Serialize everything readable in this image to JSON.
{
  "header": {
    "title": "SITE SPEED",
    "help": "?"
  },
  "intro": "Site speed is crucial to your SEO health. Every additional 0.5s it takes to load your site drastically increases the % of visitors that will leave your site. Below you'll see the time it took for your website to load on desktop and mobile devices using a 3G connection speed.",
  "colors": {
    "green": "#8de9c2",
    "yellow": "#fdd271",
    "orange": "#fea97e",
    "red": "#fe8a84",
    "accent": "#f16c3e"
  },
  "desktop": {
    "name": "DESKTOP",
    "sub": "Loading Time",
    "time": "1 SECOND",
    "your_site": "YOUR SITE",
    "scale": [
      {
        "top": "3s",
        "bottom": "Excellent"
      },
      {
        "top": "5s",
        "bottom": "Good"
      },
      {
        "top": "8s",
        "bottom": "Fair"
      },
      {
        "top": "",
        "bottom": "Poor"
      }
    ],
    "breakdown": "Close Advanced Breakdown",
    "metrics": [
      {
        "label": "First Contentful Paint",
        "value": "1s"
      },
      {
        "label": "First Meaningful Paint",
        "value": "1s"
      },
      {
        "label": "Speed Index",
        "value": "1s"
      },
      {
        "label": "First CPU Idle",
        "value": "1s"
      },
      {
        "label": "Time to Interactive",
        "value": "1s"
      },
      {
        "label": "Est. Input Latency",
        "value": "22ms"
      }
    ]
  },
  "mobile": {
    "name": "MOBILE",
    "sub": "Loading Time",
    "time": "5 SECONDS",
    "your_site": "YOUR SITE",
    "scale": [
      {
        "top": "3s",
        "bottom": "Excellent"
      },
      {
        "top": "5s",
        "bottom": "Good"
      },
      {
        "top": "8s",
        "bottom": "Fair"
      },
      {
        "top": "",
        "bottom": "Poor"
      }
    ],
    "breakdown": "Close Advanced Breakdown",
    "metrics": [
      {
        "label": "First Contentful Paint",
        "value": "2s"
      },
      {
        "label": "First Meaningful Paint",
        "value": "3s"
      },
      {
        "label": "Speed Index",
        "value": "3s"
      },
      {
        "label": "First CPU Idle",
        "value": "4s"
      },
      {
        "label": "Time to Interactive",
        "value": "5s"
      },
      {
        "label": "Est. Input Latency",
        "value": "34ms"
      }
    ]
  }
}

----

* _WHAT THE EXERCISE ASKS_
Reproduce all of the records exactly.

* _EXERCISE SOLUTION_
Serialize everything readable in this image to JSON.
{
  "header": {
    "title": "SITE SPEED",
    "help": "?"
  },
  "intro": "Site speed is crucial to your SEO health. Every additional 0.5s it takes to load your site drastically increases the % of visitors that will leave your site. Below you'll see the time it took for your website to load on desktop and mobile devices using a 3G connection speed.",
  "colors": {
    "green": "#8de9c2",
    "yellow": "#fdd271",
    "orange": "#fea97e",
    "red": "#fe8a84",
    "accent": "#f16c3e"
  },
  "desktop": {
    "name": "DESKTOP",
    "sub": "Loading Time",
    "time": "1 SECOND",
    "your_site": "YOUR SITE",
    "scale": [
      {
        "top": "3s",
        "bottom": "Excellent"
      },
      {
        "top": "5s",
        "bottom": "Good"
      },
      {
        "top": "8s",
        "bottom": "Fair"
      },
      {
        "top": "",
        "bottom": "Poor"
      }
    ],
    "breakdown": "Close Advanced Breakdown",
    "metrics": [
      {
        "label": "First Contentful Paint",
        "value": "1s"
      },
      {
        "label": "First Meaningful Paint",
        "value": "1s"
      },
      {
        "label": "Speed Index",
        "value": "1s"
      },
      {
        "label": "First CPU Idle",
        "value": "1s"
      },
      {
        "label": "Time to Interactive",
        "value": "1s"
      },
      {
        "label": "Est. Input Latency",
        "value": "22ms"
      }
    ]
  },
  "mobile": {
    "name": "MOBILE",
    "sub": "Loading Time",
    "time": "5 SECONDS",
    "your_site": "YOUR SITE",
    "scale": [
      {
        "top": "3s",
        "bottom": "Excellent"
      },
      {
        "top": "5s",
        "bottom": "Good"
      },
      {
        "top": "8s",
        "bottom": "Fair"
      },
      {
        "top": "",
        "bottom": "Poor"
      }
    ],
    "breakdown": "Close Advanced Breakdown",
    "metrics": [
      {
        "label": "First Contentful Paint",
        "value": "2s"
      },
      {
        "label": "First Meaningful Paint",
        "value": "3s"
      },
      {
        "label": "Speed Index",
        "value": "3s"
      },
      {
        "label": "First CPU Idle",
        "value": "4s"
      },
      {
        "label": "Time to Interactive",
        "value": "5s"
      },
      {
        "label": "Est. Input Latency",
        "value": "34ms"
      }
    ]
  }
}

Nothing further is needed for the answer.